[GIVEN PROBLEM]: Transcribe the records that follow exactly. Skip the pictures.

-- start DATA LISTING --

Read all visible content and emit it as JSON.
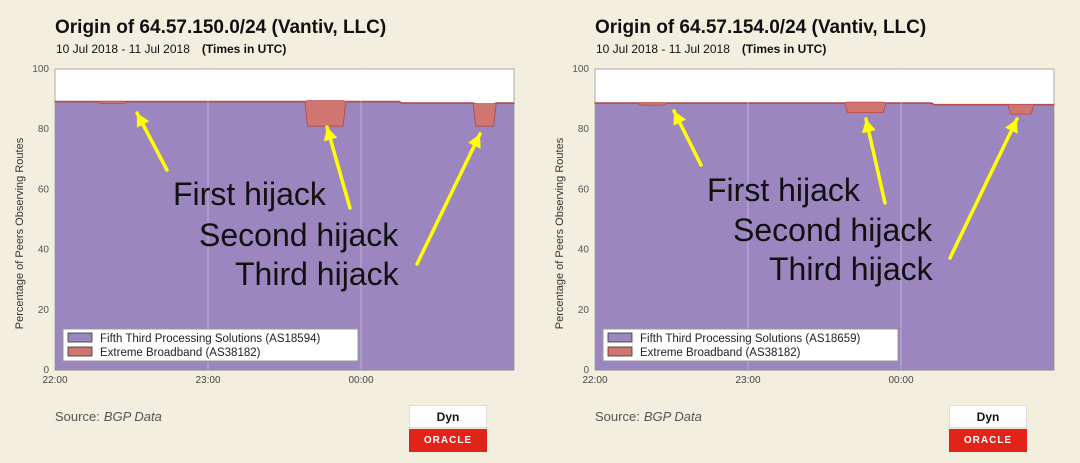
{
  "panels": [
    {
      "title": "Origin of 64.57.150.0/24 (Vantiv, LLC)",
      "date_range": "10 Jul 2018 - 11 Jul 2018",
      "timezone_note": "(Times in UTC)",
      "source_label": "Source:",
      "source_value": "BGP Data",
      "logo_top": "Dyn",
      "logo_bottom": "ORACLE",
      "annotations": [
        "First hijack",
        "Second hijack",
        "Third hijack"
      ],
      "chart_data": {
        "type": "area",
        "stacked": true,
        "ylabel": "Percentage of Peers Observing Routes",
        "xlabel": "",
        "x_ticks": [
          "22:00",
          "23:00",
          "00:00"
        ],
        "x_tick_minutes": [
          0,
          60,
          120
        ],
        "x_range_minutes": [
          0,
          180
        ],
        "ylim": [
          0,
          100
        ],
        "y_ticks": [
          0,
          20,
          40,
          60,
          80,
          100
        ],
        "grid": true,
        "legend_position": "bottom-left",
        "series": [
          {
            "name": "Fifth Third Processing Solutions (AS18594)",
            "color": "#9b86c0",
            "x": [
              0,
              17,
              18,
              27,
              28,
              98,
              99,
              113,
              114,
              135,
              136,
              164,
              165,
              172,
              173,
              180
            ],
            "values": [
              89,
              89,
              88.5,
              88.5,
              89,
              89,
              81,
              81,
              89,
              89,
              88.5,
              88.5,
              81,
              81,
              88.5,
              88.5
            ]
          },
          {
            "name": "Extreme Broadband (AS38182)",
            "color": "#d07570",
            "x": [
              0,
              17,
              18,
              27,
              28,
              98,
              99,
              113,
              114,
              135,
              136,
              164,
              165,
              172,
              173,
              180
            ],
            "values": [
              0.3,
              0.3,
              0.8,
              0.8,
              0.3,
              0.3,
              8.5,
              8.5,
              0.3,
              0.3,
              0.3,
              0.3,
              7.5,
              7.5,
              0.3,
              0.3
            ]
          }
        ]
      }
    },
    {
      "title": "Origin of 64.57.154.0/24 (Vantiv, LLC)",
      "date_range": "10 Jul 2018 - 11 Jul 2018",
      "timezone_note": "(Times in UTC)",
      "source_label": "Source:",
      "source_value": "BGP Data",
      "logo_top": "Dyn",
      "logo_bottom": "ORACLE",
      "annotations": [
        "First hijack",
        "Second hijack",
        "Third hijack"
      ],
      "chart_data": {
        "type": "area",
        "stacked": true,
        "ylabel": "Percentage of Peers Observing Routes",
        "xlabel": "",
        "x_ticks": [
          "22:00",
          "23:00",
          "00:00"
        ],
        "x_tick_minutes": [
          0,
          60,
          120
        ],
        "x_range_minutes": [
          0,
          180
        ],
        "ylim": [
          0,
          100
        ],
        "y_ticks": [
          0,
          20,
          40,
          60,
          80,
          100
        ],
        "grid": true,
        "legend_position": "bottom-left",
        "series": [
          {
            "name": "Fifth Third Processing Solutions (AS18659)",
            "color": "#9b86c0",
            "x": [
              0,
              17,
              18,
              27,
              28,
              98,
              99,
              113,
              114,
              132,
              133,
              162,
              163,
              171,
              172,
              180
            ],
            "values": [
              88.5,
              88.5,
              88,
              88,
              88.5,
              88.5,
              85.5,
              85.5,
              88.5,
              88.5,
              88,
              88,
              85,
              85,
              88,
              88
            ]
          },
          {
            "name": "Extreme Broadband (AS38182)",
            "color": "#d07570",
            "x": [
              0,
              17,
              18,
              27,
              28,
              98,
              99,
              113,
              114,
              132,
              133,
              162,
              163,
              171,
              172,
              180
            ],
            "values": [
              0.3,
              0.3,
              0.8,
              0.8,
              0.3,
              0.3,
              3.5,
              3.5,
              0.3,
              0.3,
              0.3,
              0.3,
              3.3,
              3.3,
              0.3,
              0.3
            ]
          }
        ]
      }
    }
  ]
}
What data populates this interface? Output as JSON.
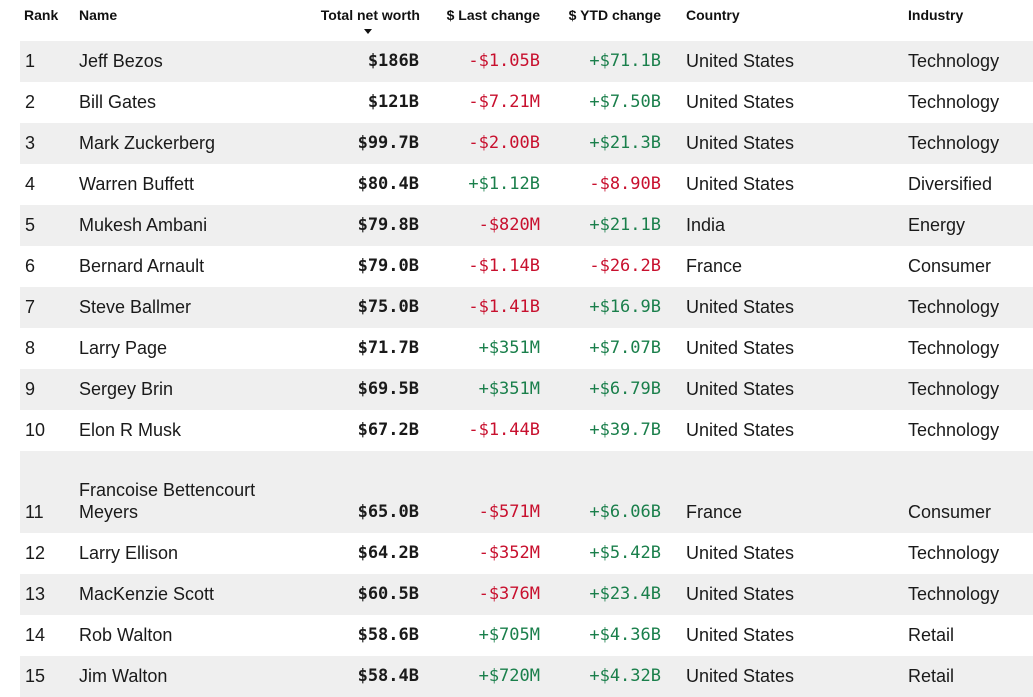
{
  "header": {
    "rank": "Rank",
    "name": "Name",
    "net_worth": "Total net worth",
    "last_change": "$ Last change",
    "ytd_change": "$ YTD change",
    "country": "Country",
    "industry": "Industry",
    "sort_icon": "caret-down-icon"
  },
  "colors": {
    "negative": "#c8102e",
    "positive": "#1a7f4b",
    "alt_row": "#efefef"
  },
  "rows": [
    {
      "rank": "1",
      "name": "Jeff Bezos",
      "net_worth": "$186B",
      "last_change": "-$1.05B",
      "ytd_change": "+$71.1B",
      "country": "United States",
      "industry": "Technology"
    },
    {
      "rank": "2",
      "name": "Bill Gates",
      "net_worth": "$121B",
      "last_change": "-$7.21M",
      "ytd_change": "+$7.50B",
      "country": "United States",
      "industry": "Technology"
    },
    {
      "rank": "3",
      "name": "Mark Zuckerberg",
      "net_worth": "$99.7B",
      "last_change": "-$2.00B",
      "ytd_change": "+$21.3B",
      "country": "United States",
      "industry": "Technology"
    },
    {
      "rank": "4",
      "name": "Warren Buffett",
      "net_worth": "$80.4B",
      "last_change": "+$1.12B",
      "ytd_change": "-$8.90B",
      "country": "United States",
      "industry": "Diversified"
    },
    {
      "rank": "5",
      "name": "Mukesh Ambani",
      "net_worth": "$79.8B",
      "last_change": "-$820M",
      "ytd_change": "+$21.1B",
      "country": "India",
      "industry": "Energy"
    },
    {
      "rank": "6",
      "name": "Bernard Arnault",
      "net_worth": "$79.0B",
      "last_change": "-$1.14B",
      "ytd_change": "-$26.2B",
      "country": "France",
      "industry": "Consumer"
    },
    {
      "rank": "7",
      "name": "Steve Ballmer",
      "net_worth": "$75.0B",
      "last_change": "-$1.41B",
      "ytd_change": "+$16.9B",
      "country": "United States",
      "industry": "Technology"
    },
    {
      "rank": "8",
      "name": "Larry Page",
      "net_worth": "$71.7B",
      "last_change": "+$351M",
      "ytd_change": "+$7.07B",
      "country": "United States",
      "industry": "Technology"
    },
    {
      "rank": "9",
      "name": "Sergey Brin",
      "net_worth": "$69.5B",
      "last_change": "+$351M",
      "ytd_change": "+$6.79B",
      "country": "United States",
      "industry": "Technology"
    },
    {
      "rank": "10",
      "name": "Elon R Musk",
      "net_worth": "$67.2B",
      "last_change": "-$1.44B",
      "ytd_change": "+$39.7B",
      "country": "United States",
      "industry": "Technology"
    },
    {
      "rank": "11",
      "name": "Francoise Bettencourt Meyers",
      "net_worth": "$65.0B",
      "last_change": "-$571M",
      "ytd_change": "+$6.06B",
      "country": "France",
      "industry": "Consumer"
    },
    {
      "rank": "12",
      "name": "Larry Ellison",
      "net_worth": "$64.2B",
      "last_change": "-$352M",
      "ytd_change": "+$5.42B",
      "country": "United States",
      "industry": "Technology"
    },
    {
      "rank": "13",
      "name": "MacKenzie Scott",
      "net_worth": "$60.5B",
      "last_change": "-$376M",
      "ytd_change": "+$23.4B",
      "country": "United States",
      "industry": "Technology"
    },
    {
      "rank": "14",
      "name": "Rob Walton",
      "net_worth": "$58.6B",
      "last_change": "+$705M",
      "ytd_change": "+$4.36B",
      "country": "United States",
      "industry": "Retail"
    },
    {
      "rank": "15",
      "name": "Jim Walton",
      "net_worth": "$58.4B",
      "last_change": "+$720M",
      "ytd_change": "+$4.32B",
      "country": "United States",
      "industry": "Retail"
    }
  ]
}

-- end DATA LISTING --

[OUTPUT BELOW]:
Read all visible content and emit it as JSON.
{
  "panels": [
    {
      "title": "Origin of 64.57.150.0/24 (Vantiv, LLC)",
      "date_range": "10 Jul 2018 - 11 Jul 2018",
      "timezone_note": "(Times in UTC)",
      "source_label": "Source:",
      "source_value": "BGP Data",
      "logo_top": "Dyn",
      "logo_bottom": "ORACLE",
      "annotations": [
        "First hijack",
        "Second hijack",
        "Third hijack"
      ],
      "chart_data": {
        "type": "area",
        "stacked": true,
        "ylabel": "Percentage of Peers Observing Routes",
        "xlabel": "",
        "x_ticks": [
          "22:00",
          "23:00",
          "00:00"
        ],
        "x_tick_minutes": [
          0,
          60,
          120
        ],
        "x_range_minutes": [
          0,
          180
        ],
        "ylim": [
          0,
          100
        ],
        "y_ticks": [
          0,
          20,
          40,
          60,
          80,
          100
        ],
        "grid": true,
        "legend_position": "bottom-left",
        "series": [
          {
            "name": "Fifth Third Processing Solutions (AS18594)",
            "color": "#9b86c0",
            "x": [
              0,
              17,
              18,
              27,
              28,
              98,
              99,
              113,
              114,
              135,
              136,
              164,
              165,
              172,
              173,
              180
            ],
            "values": [
              89,
              89,
              88.5,
              88.5,
              89,
              89,
              81,
              81,
              89,
              89,
              88.5,
              88.5,
              81,
              81,
              88.5,
              88.5
            ]
          },
          {
            "name": "Extreme Broadband (AS38182)",
            "color": "#d07570",
            "x": [
              0,
              17,
              18,
              27,
              28,
              98,
              99,
              113,
              114,
              135,
              136,
              164,
              165,
              172,
              173,
              180
            ],
            "values": [
              0.3,
              0.3,
              0.8,
              0.8,
              0.3,
              0.3,
              8.5,
              8.5,
              0.3,
              0.3,
              0.3,
              0.3,
              7.5,
              7.5,
              0.3,
              0.3
            ]
          }
        ]
      }
    },
    {
      "title": "Origin of 64.57.154.0/24 (Vantiv, LLC)",
      "date_range": "10 Jul 2018 - 11 Jul 2018",
      "timezone_note": "(Times in UTC)",
      "source_label": "Source:",
      "source_value": "BGP Data",
      "logo_top": "Dyn",
      "logo_bottom": "ORACLE",
      "annotations": [
        "First hijack",
        "Second hijack",
        "Third hijack"
      ],
      "chart_data": {
        "type": "area",
        "stacked": true,
        "ylabel": "Percentage of Peers Observing Routes",
        "xlabel": "",
        "x_ticks": [
          "22:00",
          "23:00",
          "00:00"
        ],
        "x_tick_minutes": [
          0,
          60,
          120
        ],
        "x_range_minutes": [
          0,
          180
        ],
        "ylim": [
          0,
          100
        ],
        "y_ticks": [
          0,
          20,
          40,
          60,
          80,
          100
        ],
        "grid": true,
        "legend_position": "bottom-left",
        "series": [
          {
            "name": "Fifth Third Processing Solutions (AS18659)",
            "color": "#9b86c0",
            "x": [
              0,
              17,
              18,
              27,
              28,
              98,
              99,
              113,
              114,
              132,
              133,
              162,
              163,
              171,
              172,
              180
            ],
            "values": [
              88.5,
              88.5,
              88,
              88,
              88.5,
              88.5,
              85.5,
              85.5,
              88.5,
              88.5,
              88,
              88,
              85,
              85,
              88,
              88
            ]
          },
          {
            "name": "Extreme Broadband (AS38182)",
            "color": "#d07570",
            "x": [
              0,
              17,
              18,
              27,
              28,
              98,
              99,
              113,
              114,
              132,
              133,
              162,
              163,
              171,
              172,
              180
            ],
            "values": [
              0.3,
              0.3,
              0.8,
              0.8,
              0.3,
              0.3,
              3.5,
              3.5,
              0.3,
              0.3,
              0.3,
              0.3,
              3.3,
              3.3,
              0.3,
              0.3
            ]
          }
        ]
      }
    }
  ]
}
What data populates this interface? Output as JSON.
{
  "header": {
    "rank": "Rank",
    "name": "Name",
    "net_worth": "Total net worth",
    "last_change": "$ Last change",
    "ytd_change": "$ YTD change",
    "country": "Country",
    "industry": "Industry",
    "sort_icon": "caret-down-icon"
  },
  "colors": {
    "negative": "#c8102e",
    "positive": "#1a7f4b",
    "alt_row": "#efefef"
  },
  "rows": [
    {
      "rank": "1",
      "name": "Jeff Bezos",
      "net_worth": "$186B",
      "last_change": "-$1.05B",
      "ytd_change": "+$71.1B",
      "country": "United States",
      "industry": "Technology"
    },
    {
      "rank": "2",
      "name": "Bill Gates",
      "net_worth": "$121B",
      "last_change": "-$7.21M",
      "ytd_change": "+$7.50B",
      "country": "United States",
      "industry": "Technology"
    },
    {
      "rank": "3",
      "name": "Mark Zuckerberg",
      "net_worth": "$99.7B",
      "last_change": "-$2.00B",
      "ytd_change": "+$21.3B",
      "country": "United States",
      "industry": "Technology"
    },
    {
      "rank": "4",
      "name": "Warren Buffett",
      "net_worth": "$80.4B",
      "last_change": "+$1.12B",
      "ytd_change": "-$8.90B",
      "country": "United States",
      "industry": "Diversified"
    },
    {
      "rank": "5",
      "name": "Mukesh Ambani",
      "net_worth": "$79.8B",
      "last_change": "-$820M",
      "ytd_change": "+$21.1B",
      "country": "India",
      "industry": "Energy"
    },
    {
      "rank": "6",
      "name": "Bernard Arnault",
      "net_worth": "$79.0B",
      "last_change": "-$1.14B",
      "ytd_change": "-$26.2B",
      "country": "France",
      "industry": "Consumer"
    },
    {
      "rank": "7",
      "name": "Steve Ballmer",
      "net_worth": "$75.0B",
      "last_change": "-$1.41B",
      "ytd_change": "+$16.9B",
      "country": "United States",
      "industry": "Technology"
    },
    {
      "rank": "8",
      "name": "Larry Page",
      "net_worth": "$71.7B",
      "last_change": "+$351M",
      "ytd_change": "+$7.07B",
      "country": "United States",
      "industry": "Technology"
    },
    {
      "rank": "9",
      "name": "Sergey Brin",
      "net_worth": "$69.5B",
      "last_change": "+$351M",
      "ytd_change": "+$6.79B",
      "country": "United States",
      "industry": "Technology"
    },
    {
      "rank": "10",
      "name": "Elon R Musk",
      "net_worth": "$67.2B",
      "last_change": "-$1.44B",
      "ytd_change": "+$39.7B",
      "country": "United States",
      "industry": "Technology"
    },
    {
      "rank": "11",
      "name": "Francoise Bettencourt Meyers",
      "net_worth": "$65.0B",
      "last_change": "-$571M",
      "ytd_change": "+$6.06B",
      "country": "France",
      "industry": "Consumer"
    },
    {
      "rank": "12",
      "name": "Larry Ellison",
      "net_worth": "$64.2B",
      "last_change": "-$352M",
      "ytd_change": "+$5.42B",
      "country": "United States",
      "industry": "Technology"
    },
    {
      "rank": "13",
      "name": "MacKenzie Scott",
      "net_worth": "$60.5B",
      "last_change": "-$376M",
      "ytd_change": "+$23.4B",
      "country": "United States",
      "industry": "Technology"
    },
    {
      "rank": "14",
      "name": "Rob Walton",
      "net_worth": "$58.6B",
      "last_change": "+$705M",
      "ytd_change": "+$4.36B",
      "country": "United States",
      "industry": "Retail"
    },
    {
      "rank": "15",
      "name": "Jim Walton",
      "net_worth": "$58.4B",
      "last_change": "+$720M",
      "ytd_change": "+$4.32B",
      "country": "United States",
      "industry": "Retail"
    }
  ]
}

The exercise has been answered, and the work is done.